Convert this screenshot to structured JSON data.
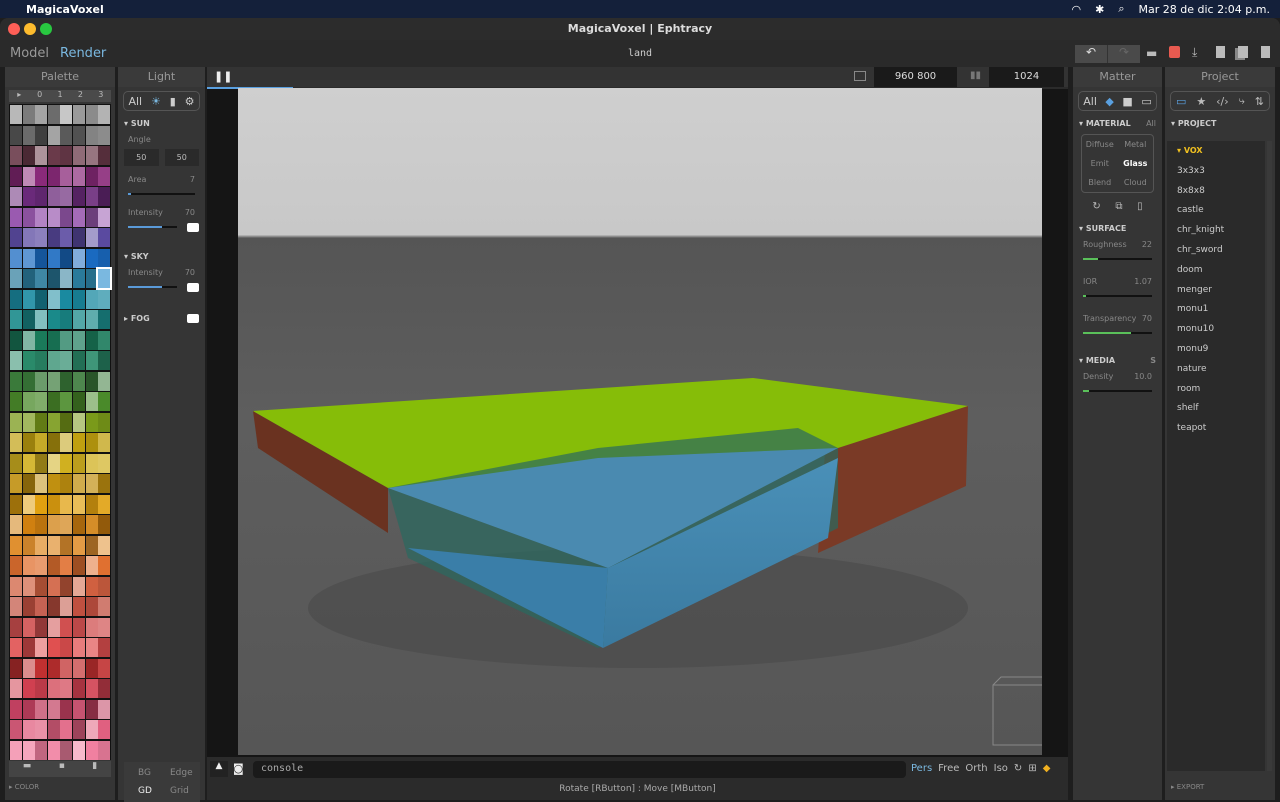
{
  "menubar": {
    "app": "MagicaVoxel",
    "clock": "Mar 28 de dic  2:04 p.m."
  },
  "window": {
    "title": "MagicaVoxel | Ephtracy"
  },
  "toolbar": {
    "mode_model": "Model",
    "mode_render": "Render",
    "file_name": "land"
  },
  "palette": {
    "title": "Palette",
    "pages": [
      "▸",
      "0",
      "1",
      "2",
      "3"
    ],
    "footer": "COLOR",
    "row_colors": [
      "#9a9a9a",
      "#5a5a5a",
      "#6a3a4a",
      "#8a2a7a",
      "#6a2a7a",
      "#9a5ab0",
      "#5a4aa0",
      "#1a6ac0",
      "#2a7a9a",
      "#1a8aa0",
      "#1a8a8a",
      "#1a7a5a",
      "#2a8a6a",
      "#3a7a3a",
      "#4a8a2a",
      "#7a9a1a",
      "#c0a010",
      "#d0b020",
      "#c09010",
      "#e0a010",
      "#d08010",
      "#e09030",
      "#e07030",
      "#d06040",
      "#c05040",
      "#d05050",
      "#e05050",
      "#c03030",
      "#d04050",
      "#c04060",
      "#e06080",
      "#f080a0"
    ],
    "accent": "#7ab8e0"
  },
  "light": {
    "title": "Light",
    "filters": [
      "All",
      "☀",
      "▮",
      "⚙"
    ],
    "sun": "SUN",
    "angle_label": "Angle",
    "angle": [
      "50",
      "50"
    ],
    "area_label": "Area",
    "area": "7",
    "intensity_label": "Intensity",
    "intensity": "70",
    "sky": "SKY",
    "sky_intensity_label": "Intensity",
    "sky_intensity": "70",
    "fog": "FOG",
    "area_level": 0.05,
    "intensity_level": 0.7
  },
  "viewport": {
    "size": "960  800",
    "samples": "1024",
    "progress": 0.1,
    "console_placeholder": "console",
    "views": [
      "Pers",
      "Free",
      "Orth",
      "Iso"
    ],
    "status": "Rotate [RButton] : Move [MButton]",
    "bg": "BG",
    "edge": "Edge",
    "gd": "GD",
    "grid": "Grid"
  },
  "matter": {
    "title": "Matter",
    "filters": [
      "All",
      "◆",
      "■",
      "▭"
    ],
    "material": "MATERIAL",
    "material_all": "All",
    "types": [
      "Diffuse",
      "Metal",
      "Emit",
      "Glass",
      "Blend",
      "Cloud"
    ],
    "selected": "Glass",
    "surface": "SURFACE",
    "roughness_label": "Roughness",
    "roughness": "22",
    "ior_label": "IOR",
    "ior": "1.07",
    "transparency_label": "Transparency",
    "transparency": "70",
    "media": "MEDIA",
    "media_s": "S",
    "density_label": "Density",
    "density": "10.0",
    "roughness_level": 0.22,
    "ior_level": 0.03,
    "transparency_level": 0.7,
    "density_level": 0.08
  },
  "project": {
    "title": "Project",
    "section": "PROJECT",
    "folder": "VOX",
    "items": [
      "3x3x3",
      "8x8x8",
      "castle",
      "chr_knight",
      "chr_sword",
      "doom",
      "menger",
      "monu1",
      "monu10",
      "monu9",
      "nature",
      "room",
      "shelf",
      "teapot"
    ],
    "export": "EXPORT"
  }
}
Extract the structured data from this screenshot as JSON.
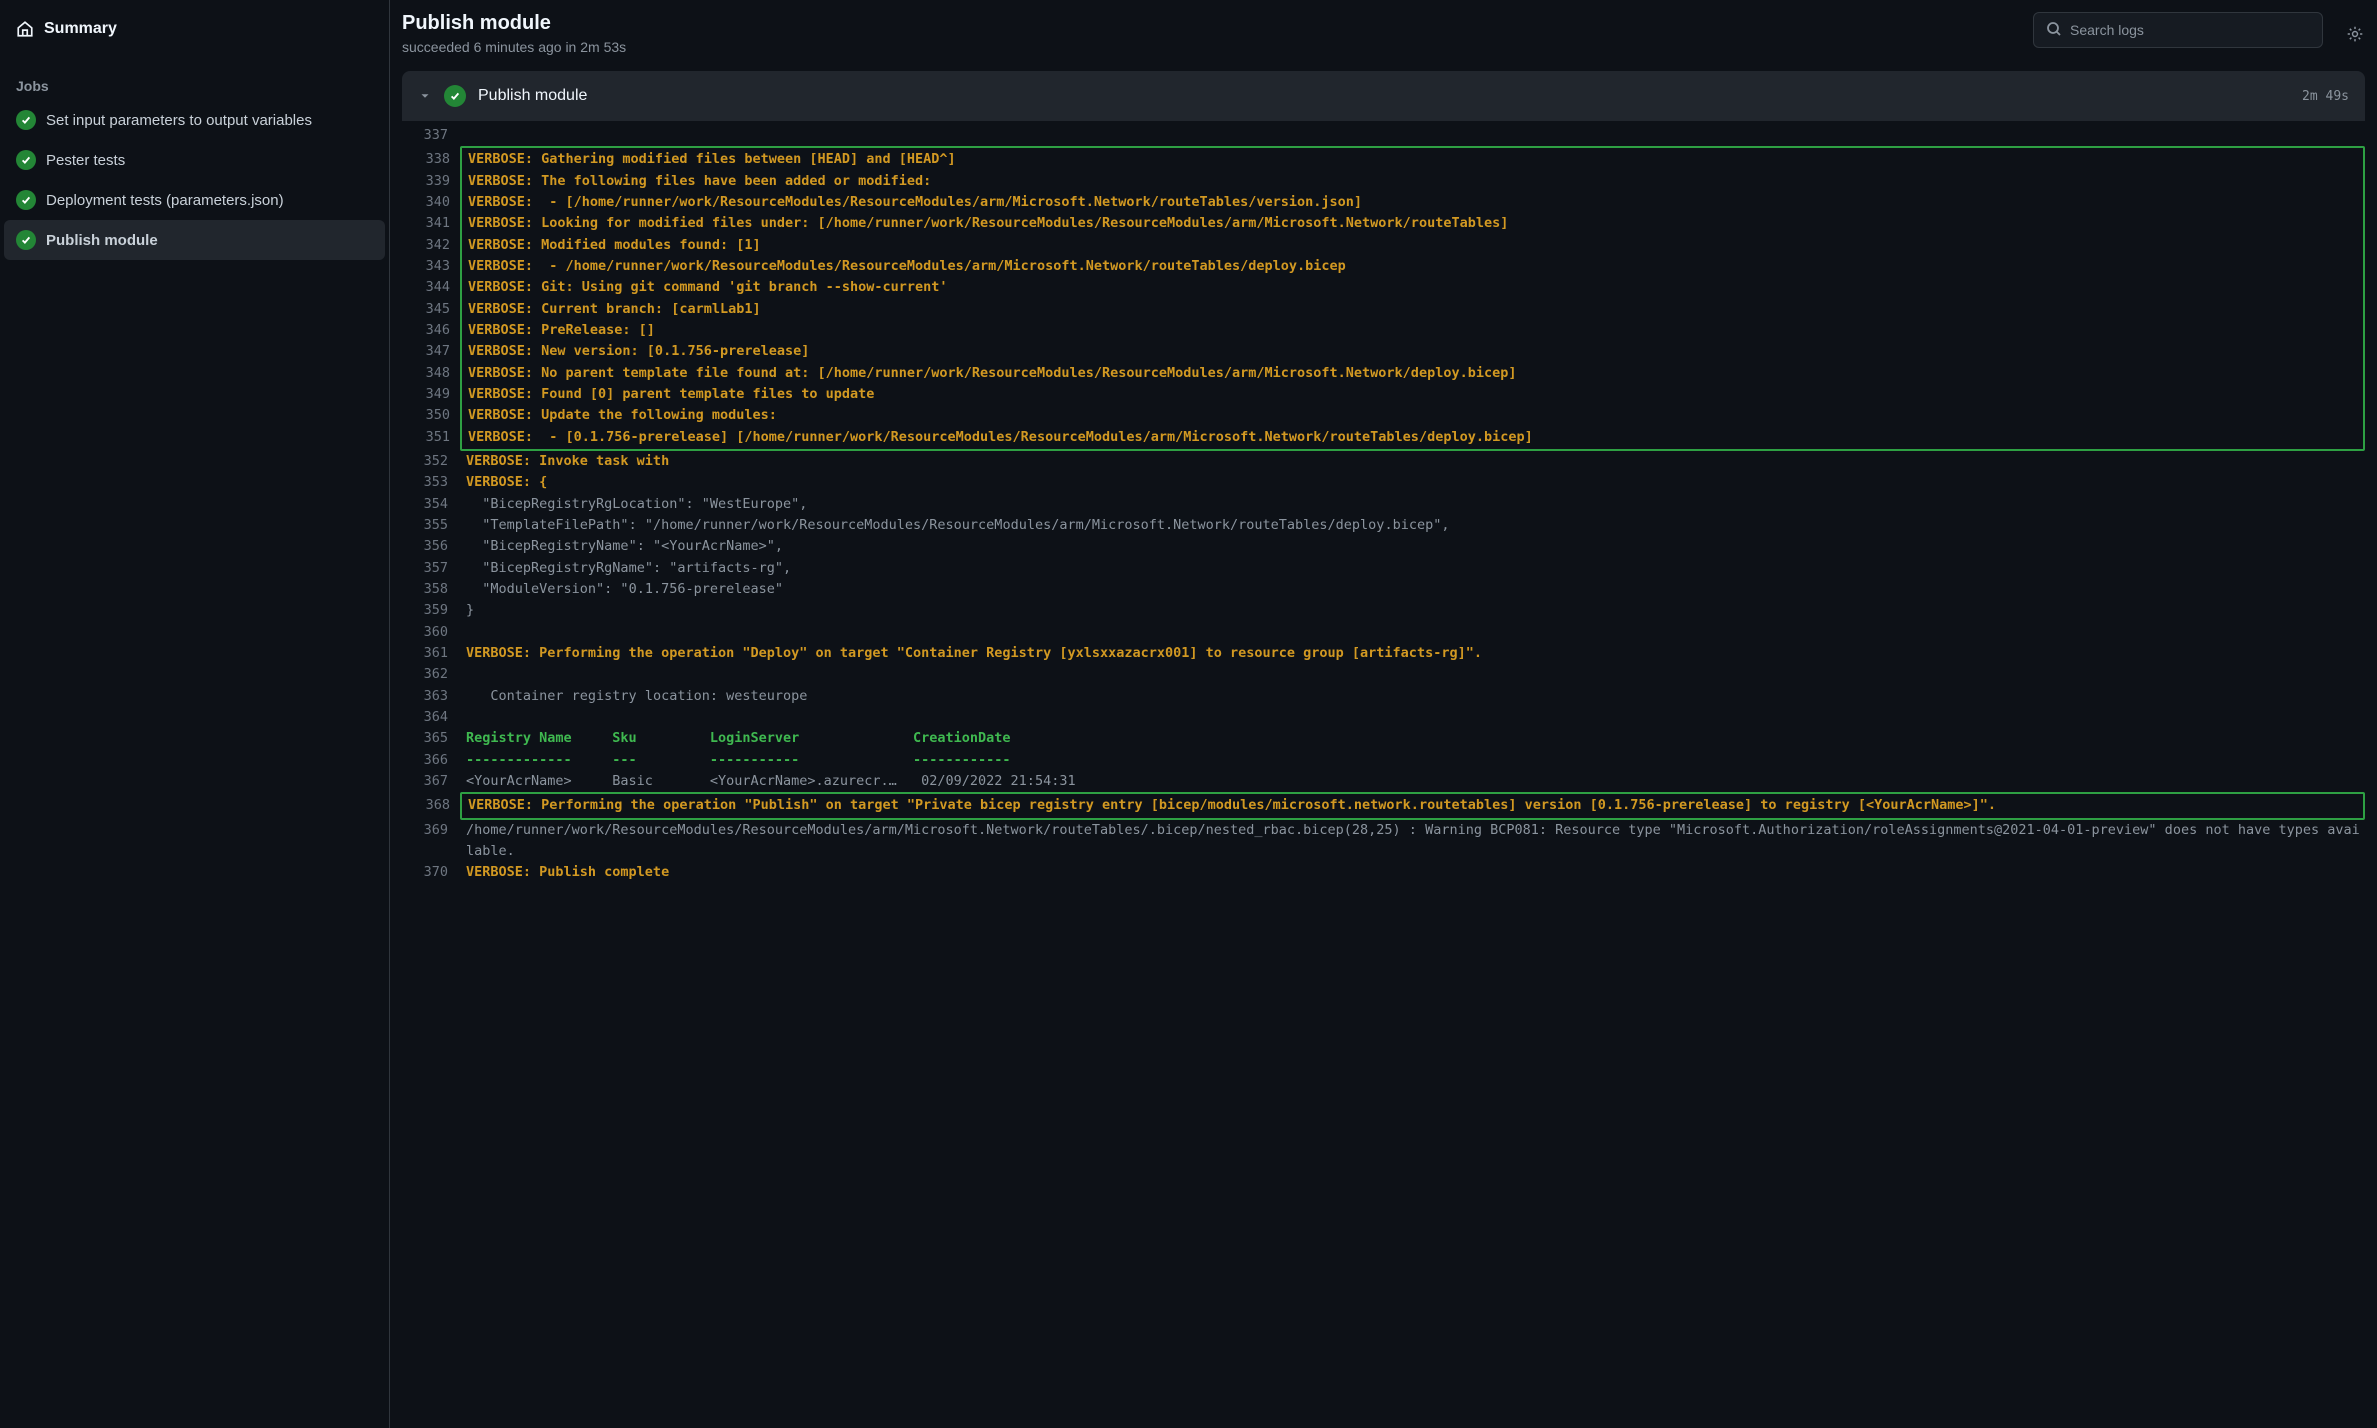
{
  "sidebar": {
    "summary": "Summary",
    "jobs_label": "Jobs",
    "items": [
      {
        "label": "Set input parameters to output variables",
        "active": false
      },
      {
        "label": "Pester tests",
        "active": false
      },
      {
        "label": "Deployment tests (parameters.json)",
        "active": false
      },
      {
        "label": "Publish module",
        "active": true
      }
    ]
  },
  "header": {
    "title": "Publish module",
    "subtitle": "succeeded 6 minutes ago in 2m 53s",
    "search_placeholder": "Search logs"
  },
  "step": {
    "title": "Publish module",
    "duration": "2m 49s"
  },
  "log": {
    "lines": [
      {
        "n": 337,
        "cls": "verbose",
        "t": "",
        "hl": 0
      },
      {
        "n": 338,
        "cls": "verbose",
        "t": "VERBOSE: Gathering modified files between [HEAD] and [HEAD^]",
        "hl": 1
      },
      {
        "n": 339,
        "cls": "verbose",
        "t": "VERBOSE: The following files have been added or modified:",
        "hl": 1
      },
      {
        "n": 340,
        "cls": "verbose",
        "t": "VERBOSE:  - [/home/runner/work/ResourceModules/ResourceModules/arm/Microsoft.Network/routeTables/version.json]",
        "hl": 1
      },
      {
        "n": 341,
        "cls": "verbose",
        "t": "VERBOSE: Looking for modified files under: [/home/runner/work/ResourceModules/ResourceModules/arm/Microsoft.Network/routeTables]",
        "hl": 1
      },
      {
        "n": 342,
        "cls": "verbose",
        "t": "VERBOSE: Modified modules found: [1]",
        "hl": 1
      },
      {
        "n": 343,
        "cls": "verbose",
        "t": "VERBOSE:  - /home/runner/work/ResourceModules/ResourceModules/arm/Microsoft.Network/routeTables/deploy.bicep",
        "hl": 1
      },
      {
        "n": 344,
        "cls": "verbose",
        "t": "VERBOSE: Git: Using git command 'git branch --show-current'",
        "hl": 1
      },
      {
        "n": 345,
        "cls": "verbose",
        "t": "VERBOSE: Current branch: [carmlLab1]",
        "hl": 1
      },
      {
        "n": 346,
        "cls": "verbose",
        "t": "VERBOSE: PreRelease: []",
        "hl": 1
      },
      {
        "n": 347,
        "cls": "verbose",
        "t": "VERBOSE: New version: [0.1.756-prerelease]",
        "hl": 1
      },
      {
        "n": 348,
        "cls": "verbose",
        "t": "VERBOSE: No parent template file found at: [/home/runner/work/ResourceModules/ResourceModules/arm/Microsoft.Network/deploy.bicep]",
        "hl": 1
      },
      {
        "n": 349,
        "cls": "verbose",
        "t": "VERBOSE: Found [0] parent template files to update",
        "hl": 1
      },
      {
        "n": 350,
        "cls": "verbose",
        "t": "VERBOSE: Update the following modules:",
        "hl": 1
      },
      {
        "n": 351,
        "cls": "verbose",
        "t": "VERBOSE:  - [0.1.756-prerelease] [/home/runner/work/ResourceModules/ResourceModules/arm/Microsoft.Network/routeTables/deploy.bicep]",
        "hl": 1
      },
      {
        "n": 352,
        "cls": "verbose",
        "t": "VERBOSE: Invoke task with",
        "hl": 0
      },
      {
        "n": 353,
        "cls": "verbose",
        "t": "VERBOSE: {",
        "hl": 0
      },
      {
        "n": 354,
        "cls": "plain",
        "t": "  \"BicepRegistryRgLocation\": \"WestEurope\",",
        "hl": 0
      },
      {
        "n": 355,
        "cls": "plain",
        "t": "  \"TemplateFilePath\": \"/home/runner/work/ResourceModules/ResourceModules/arm/Microsoft.Network/routeTables/deploy.bicep\",",
        "hl": 0
      },
      {
        "n": 356,
        "cls": "plain",
        "t": "  \"BicepRegistryName\": \"<YourAcrName>\",",
        "hl": 0
      },
      {
        "n": 357,
        "cls": "plain",
        "t": "  \"BicepRegistryRgName\": \"artifacts-rg\",",
        "hl": 0
      },
      {
        "n": 358,
        "cls": "plain",
        "t": "  \"ModuleVersion\": \"0.1.756-prerelease\"",
        "hl": 0
      },
      {
        "n": 359,
        "cls": "plain",
        "t": "}",
        "hl": 0
      },
      {
        "n": 360,
        "cls": "plain",
        "t": "",
        "hl": 0
      },
      {
        "n": 361,
        "cls": "verbose",
        "t": "VERBOSE: Performing the operation \"Deploy\" on target \"Container Registry [yxlsxxazacrx001] to resource group [artifacts-rg]\".",
        "hl": 0
      },
      {
        "n": 362,
        "cls": "plain",
        "t": "",
        "hl": 0
      },
      {
        "n": 363,
        "cls": "plain",
        "t": "   Container registry location: westeurope",
        "hl": 0
      },
      {
        "n": 364,
        "cls": "plain",
        "t": "",
        "hl": 0
      },
      {
        "n": 365,
        "cls": "greentxt",
        "t": "Registry Name     Sku         LoginServer              CreationDate",
        "hl": 0
      },
      {
        "n": 366,
        "cls": "greentxt",
        "t": "-------------     ---         -----------              ------------",
        "hl": 0
      },
      {
        "n": 367,
        "cls": "plain",
        "t": "<YourAcrName>     Basic       <YourAcrName>.azurecr.…   02/09/2022 21:54:31",
        "hl": 0
      },
      {
        "n": 368,
        "cls": "verbose",
        "t": "VERBOSE: Performing the operation \"Publish\" on target \"Private bicep registry entry [bicep/modules/microsoft.network.routetables] version [0.1.756-prerelease] to registry [<YourAcrName>]\".",
        "hl": 2
      },
      {
        "n": 369,
        "cls": "plain",
        "t": "/home/runner/work/ResourceModules/ResourceModules/arm/Microsoft.Network/routeTables/.bicep/nested_rbac.bicep(28,25) : Warning BCP081: Resource type \"Microsoft.Authorization/roleAssignments@2021-04-01-preview\" does not have types available.",
        "hl": 0
      },
      {
        "n": 370,
        "cls": "verbose",
        "t": "VERBOSE: Publish complete",
        "hl": 0
      }
    ]
  }
}
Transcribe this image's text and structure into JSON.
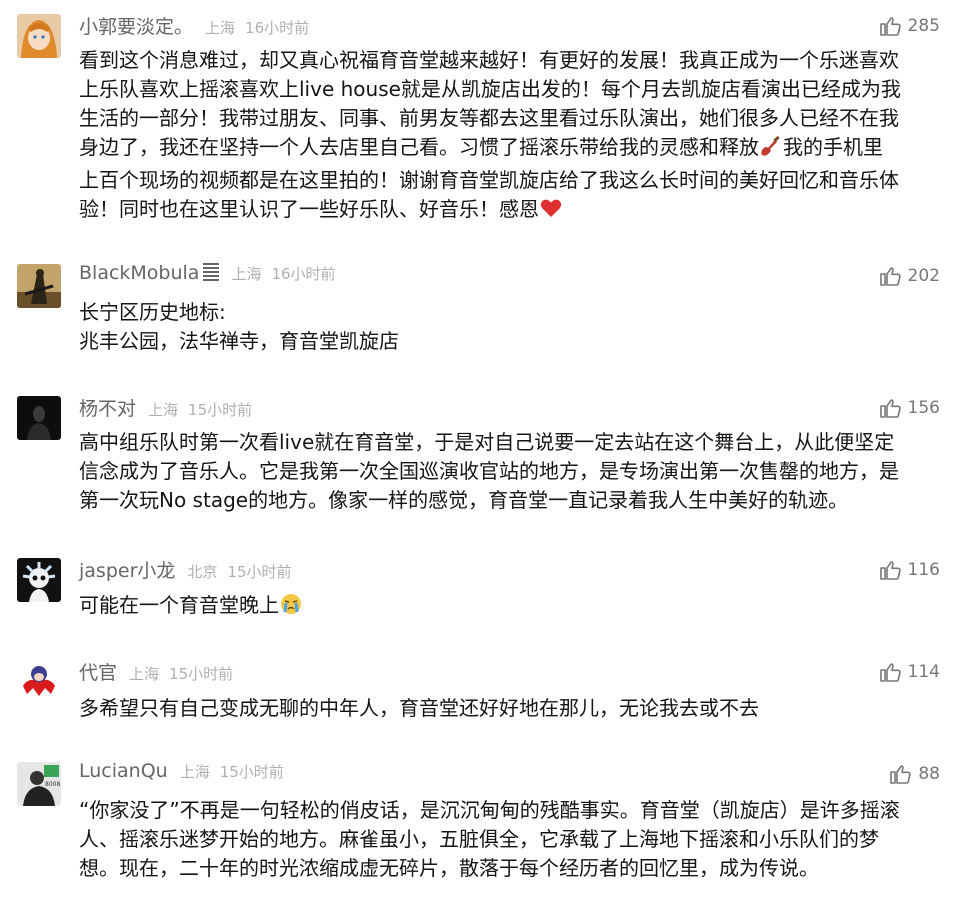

Task prompt =>
Work out how many lines of the data above contain the string "screenshot" and give the number alone.

Solution to this task =>
2